● **Your instructions**
Swap every "field-item" in the data below for "field-entry", reproducing everything else unchanged and leaving out the pictures.

● **The input**
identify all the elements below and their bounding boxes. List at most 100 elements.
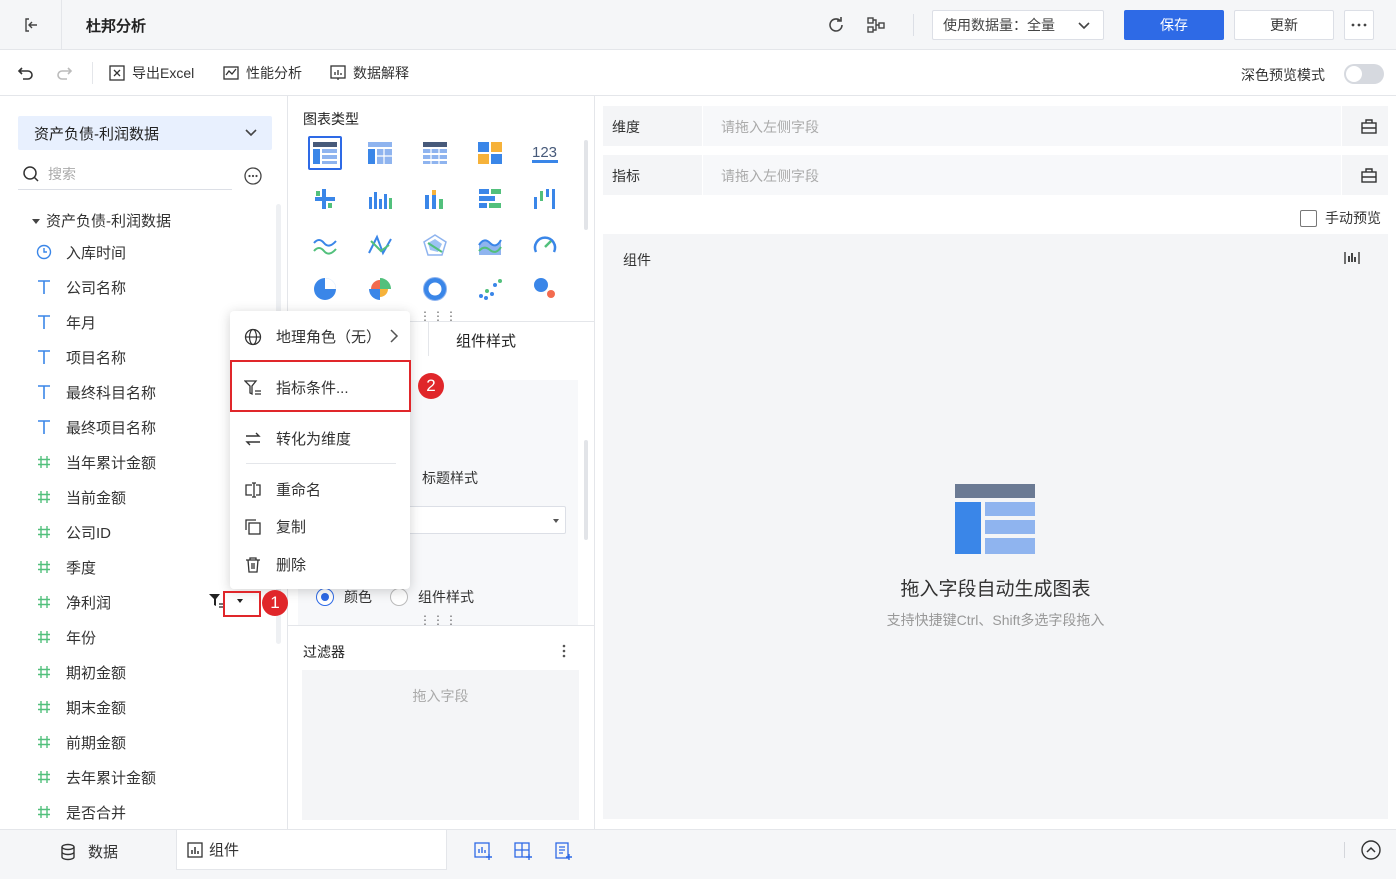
tab-component[interactable]: 组件 [176, 830, 447, 870]
chart-types-title: 图表类型 [303, 111, 359, 127]
field-item[interactable]: 入库时间 [36, 241, 126, 263]
crosstab-chart-icon[interactable] [363, 136, 397, 170]
field-context-menu: 地理角色（无） 指标条件... 转化为维度 重命名 复制 删除 [230, 311, 410, 589]
tab-component-style[interactable]: 组件样式 [456, 330, 516, 351]
data-explain-button[interactable]: 数据解释 [329, 63, 409, 83]
title-style-select[interactable] [406, 506, 566, 534]
number-type-icon [36, 735, 52, 749]
text-type-icon [36, 419, 52, 435]
manual-preview-checkbox[interactable]: 手动预览 [1300, 208, 1381, 228]
field-item[interactable]: 净利润 [36, 591, 111, 613]
field-label: 期初金额 [66, 664, 127, 682]
donut-chart-icon[interactable] [418, 272, 452, 306]
update-button[interactable]: 更新 [1234, 10, 1334, 40]
menu-separator [246, 463, 396, 464]
card-chart-icon[interactable] [473, 136, 507, 170]
lineage-icon[interactable] [866, 15, 886, 35]
stacked-column-icon[interactable] [418, 182, 452, 216]
refresh-icon[interactable] [826, 15, 846, 35]
kpi-number-icon[interactable]: 123 [528, 136, 562, 170]
back-button[interactable] [0, 0, 62, 50]
bar-chart-icon[interactable] [473, 182, 507, 216]
field-item[interactable]: 期末金额 [36, 696, 126, 718]
radio-component-style[interactable]: 组件样式 [390, 587, 474, 607]
scatter-chart-icon[interactable] [473, 272, 507, 306]
export-excel-label: 导出Excel [132, 65, 195, 81]
field-item[interactable]: 公司ID [36, 521, 111, 543]
menu-item-geo-role[interactable]: 地理角色（无） [244, 326, 381, 347]
dark-preview-toggle[interactable] [1344, 64, 1384, 84]
radar-line-icon[interactable] [363, 228, 397, 262]
add-report-icon[interactable] [553, 841, 573, 861]
menu-item-rename[interactable]: 重命名 [244, 479, 321, 500]
field-item[interactable]: 季度 [36, 556, 96, 578]
field-item[interactable]: 公司名称 [36, 276, 126, 298]
table-chart-icon[interactable] [308, 136, 342, 170]
pie-chart-icon[interactable] [308, 272, 342, 306]
data-usage-select[interactable]: 使用数据量：全量 [932, 10, 1104, 40]
tree-root[interactable]: 资产负债-利润数据 [32, 210, 171, 231]
area-chart-icon[interactable] [473, 228, 507, 262]
add-dashboard-icon[interactable] [513, 841, 533, 861]
menu-item-delete[interactable]: 删除 [244, 554, 306, 575]
radar-chart-icon[interactable] [418, 228, 452, 262]
waterfall-chart-icon[interactable] [528, 182, 562, 216]
tab-data[interactable]: 数据 [60, 841, 118, 862]
dimension-settings-icon[interactable] [1360, 117, 1378, 135]
add-component-icon[interactable] [473, 841, 493, 861]
undo-icon[interactable] [16, 63, 36, 83]
highlight-box-metric-condition [230, 360, 411, 412]
more-button[interactable] [1344, 10, 1374, 40]
field-search[interactable]: 搜索 [18, 158, 232, 190]
filter-icon [208, 592, 224, 608]
field-item[interactable]: 年份 [36, 626, 96, 648]
bubble-chart-icon[interactable] [528, 272, 562, 306]
metric-settings-icon[interactable] [1360, 166, 1378, 184]
field-item[interactable]: 项目名称 [36, 346, 126, 368]
save-button[interactable]: 保存 [1124, 10, 1224, 40]
field-item[interactable]: 是否合并 [36, 801, 126, 823]
field-item[interactable]: 去年累计金额 [36, 766, 156, 788]
export-excel-button[interactable]: 导出Excel [108, 63, 194, 83]
field-item[interactable]: 期初金额 [36, 661, 126, 683]
detail-table-icon[interactable] [418, 136, 452, 170]
scrollbar[interactable] [584, 140, 588, 230]
dataset-select[interactable]: 资产负债-利润数据 [18, 116, 272, 150]
resize-handle[interactable]: ⋮⋮⋮ [419, 614, 458, 626]
field-label: 当年累计金额 [66, 454, 157, 472]
resize-handle[interactable]: ⋮⋮⋮ [419, 310, 458, 322]
component-options-icon[interactable] [1343, 250, 1361, 266]
line-chart-icon[interactable] [308, 228, 342, 262]
field-item[interactable]: 最终项目名称 [36, 416, 156, 438]
text-type-icon [36, 279, 52, 295]
menu-item-copy[interactable]: 复制 [244, 516, 306, 537]
field-item[interactable]: 最终科目名称 [36, 381, 156, 403]
search-placeholder: 搜索 [48, 165, 76, 182]
more-options-icon[interactable] [243, 166, 263, 186]
manual-preview-label: 手动预览 [1325, 210, 1381, 226]
more-dots-icon [1351, 23, 1367, 27]
redo-icon[interactable] [54, 63, 74, 83]
field-item[interactable]: 年月 [36, 311, 96, 333]
menu-item-to-dimension[interactable]: 转化为维度 [244, 428, 351, 449]
field-item[interactable]: 前期金额 [36, 731, 126, 753]
rose-chart-icon[interactable] [363, 272, 397, 306]
divider [913, 14, 914, 36]
radio-color[interactable]: 颜色 [316, 587, 372, 607]
scrollbar[interactable] [584, 440, 588, 540]
number-type-icon [36, 770, 52, 784]
chevron-down-icon [1078, 22, 1090, 30]
search-icon [23, 165, 39, 182]
filter-drop-zone[interactable]: 拖入字段 [302, 670, 579, 820]
field-item[interactable]: 当年累计金额 [36, 451, 156, 473]
collapse-up-icon[interactable] [1360, 839, 1382, 861]
grouped-bar-icon[interactable] [308, 182, 342, 216]
gauge-chart-icon[interactable] [528, 228, 562, 262]
column-chart-icon[interactable] [363, 182, 397, 216]
field-item[interactable]: 当前金额 [36, 486, 126, 508]
filter-more-icon[interactable] [562, 644, 566, 658]
field-label: 去年累计金额 [66, 769, 157, 787]
table-placeholder-icon [955, 484, 1035, 554]
text-type-icon [36, 314, 52, 330]
performance-button[interactable]: 性能分析 [222, 63, 302, 83]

● **Response to the exercise**
identify all the elements below and their bounding boxes. List at most 100 elements.
tab-component[interactable]: 组件 [176, 830, 447, 870]
chart-types-title: 图表类型 [303, 111, 359, 127]
field-entry[interactable]: 入库时间 [36, 241, 126, 263]
crosstab-chart-icon[interactable] [363, 136, 397, 170]
field-context-menu: 地理角色（无） 指标条件... 转化为维度 重命名 复制 删除 [230, 311, 410, 589]
tab-component-style[interactable]: 组件样式 [456, 330, 516, 351]
data-explain-button[interactable]: 数据解释 [329, 63, 409, 83]
title-style-select[interactable] [406, 506, 566, 534]
number-type-icon [36, 735, 52, 749]
text-type-icon [36, 419, 52, 435]
manual-preview-checkbox[interactable]: 手动预览 [1300, 208, 1381, 228]
field-entry[interactable]: 净利润 [36, 591, 111, 613]
field-label: 期初金额 [66, 664, 127, 682]
donut-chart-icon[interactable] [418, 272, 452, 306]
update-button[interactable]: 更新 [1234, 10, 1334, 40]
menu-separator [246, 463, 396, 464]
card-chart-icon[interactable] [473, 136, 507, 170]
lineage-icon[interactable] [866, 15, 886, 35]
stacked-column-icon[interactable] [418, 182, 452, 216]
refresh-icon[interactable] [826, 15, 846, 35]
kpi-number-icon[interactable]: 123 [528, 136, 562, 170]
back-button[interactable] [0, 0, 62, 50]
bar-chart-icon[interactable] [473, 182, 507, 216]
field-entry[interactable]: 期末金额 [36, 696, 126, 718]
radio-component-style[interactable]: 组件样式 [390, 587, 474, 607]
scatter-chart-icon[interactable] [473, 272, 507, 306]
export-excel-label: 导出Excel [132, 65, 195, 81]
field-entry[interactable]: 公司ID [36, 521, 111, 543]
menu-item-geo-role[interactable]: 地理角色（无） [244, 326, 381, 347]
dark-preview-toggle[interactable] [1344, 64, 1384, 84]
radar-line-icon[interactable] [363, 228, 397, 262]
add-report-icon[interactable] [553, 841, 573, 861]
menu-item-rename[interactable]: 重命名 [244, 479, 321, 500]
field-entry[interactable]: 季度 [36, 556, 96, 578]
field-entry[interactable]: 公司名称 [36, 276, 126, 298]
table-chart-icon[interactable] [308, 136, 342, 170]
pie-chart-icon[interactable] [308, 272, 342, 306]
data-usage-select[interactable]: 使用数据量：全量 [932, 10, 1104, 40]
tree-root[interactable]: 资产负债-利润数据 [32, 210, 171, 231]
area-chart-icon[interactable] [473, 228, 507, 262]
add-dashboard-icon[interactable] [513, 841, 533, 861]
menu-item-delete[interactable]: 删除 [244, 554, 306, 575]
radar-chart-icon[interactable] [418, 228, 452, 262]
waterfall-chart-icon[interactable] [528, 182, 562, 216]
tab-data[interactable]: 数据 [60, 841, 118, 862]
dimension-settings-icon[interactable] [1360, 117, 1378, 135]
add-component-icon[interactable] [473, 841, 493, 861]
undo-icon[interactable] [16, 63, 36, 83]
highlight-box-metric-condition [230, 360, 411, 412]
more-button[interactable] [1344, 10, 1374, 40]
field-search[interactable]: 搜索 [18, 158, 232, 190]
filter-icon [208, 592, 224, 608]
field-entry[interactable]: 年份 [36, 626, 96, 648]
bubble-chart-icon[interactable] [528, 272, 562, 306]
metric-settings-icon[interactable] [1360, 166, 1378, 184]
field-entry[interactable]: 项目名称 [36, 346, 126, 368]
save-button[interactable]: 保存 [1124, 10, 1224, 40]
field-entry[interactable]: 是否合并 [36, 801, 126, 823]
field-entry[interactable]: 去年累计金额 [36, 766, 156, 788]
export-excel-button[interactable]: 导出Excel [108, 63, 194, 83]
field-entry[interactable]: 期初金额 [36, 661, 126, 683]
detail-table-icon[interactable] [418, 136, 452, 170]
scrollbar[interactable] [584, 140, 588, 230]
dataset-select[interactable]: 资产负债-利润数据 [18, 116, 272, 150]
resize-handle[interactable]: ⋮⋮⋮ [419, 614, 458, 626]
field-label: 当年累计金额 [66, 454, 157, 472]
resize-handle[interactable]: ⋮⋮⋮ [419, 310, 458, 322]
component-options-icon[interactable] [1343, 250, 1361, 266]
line-chart-icon[interactable] [308, 228, 342, 262]
field-entry[interactable]: 最终项目名称 [36, 416, 156, 438]
text-type-icon [36, 279, 52, 295]
menu-item-copy[interactable]: 复制 [244, 516, 306, 537]
field-entry[interactable]: 最终科目名称 [36, 381, 156, 403]
search-placeholder: 搜索 [48, 165, 76, 182]
more-options-icon[interactable] [243, 166, 263, 186]
manual-preview-label: 手动预览 [1325, 210, 1381, 226]
more-dots-icon [1351, 23, 1367, 27]
redo-icon[interactable] [54, 63, 74, 83]
field-entry[interactable]: 年月 [36, 311, 96, 333]
menu-item-to-dimension[interactable]: 转化为维度 [244, 428, 351, 449]
field-entry[interactable]: 前期金额 [36, 731, 126, 753]
rose-chart-icon[interactable] [363, 272, 397, 306]
divider [913, 14, 914, 36]
radio-color[interactable]: 颜色 [316, 587, 372, 607]
scrollbar[interactable] [584, 440, 588, 540]
number-type-icon [36, 770, 52, 784]
chevron-down-icon [1078, 22, 1090, 30]
search-icon [23, 165, 39, 182]
filter-drop-zone[interactable]: 拖入字段 [302, 670, 579, 820]
field-entry[interactable]: 当年累计金额 [36, 451, 156, 473]
collapse-up-icon[interactable] [1360, 839, 1382, 861]
grouped-bar-icon[interactable] [308, 182, 342, 216]
gauge-chart-icon[interactable] [528, 228, 562, 262]
column-chart-icon[interactable] [363, 182, 397, 216]
field-entry[interactable]: 当前金额 [36, 486, 126, 508]
filter-more-icon[interactable] [562, 644, 566, 658]
field-label: 去年累计金额 [66, 769, 157, 787]
table-placeholder-icon [955, 484, 1035, 554]
text-type-icon [36, 314, 52, 330]
performance-button[interactable]: 性能分析 [222, 63, 302, 83]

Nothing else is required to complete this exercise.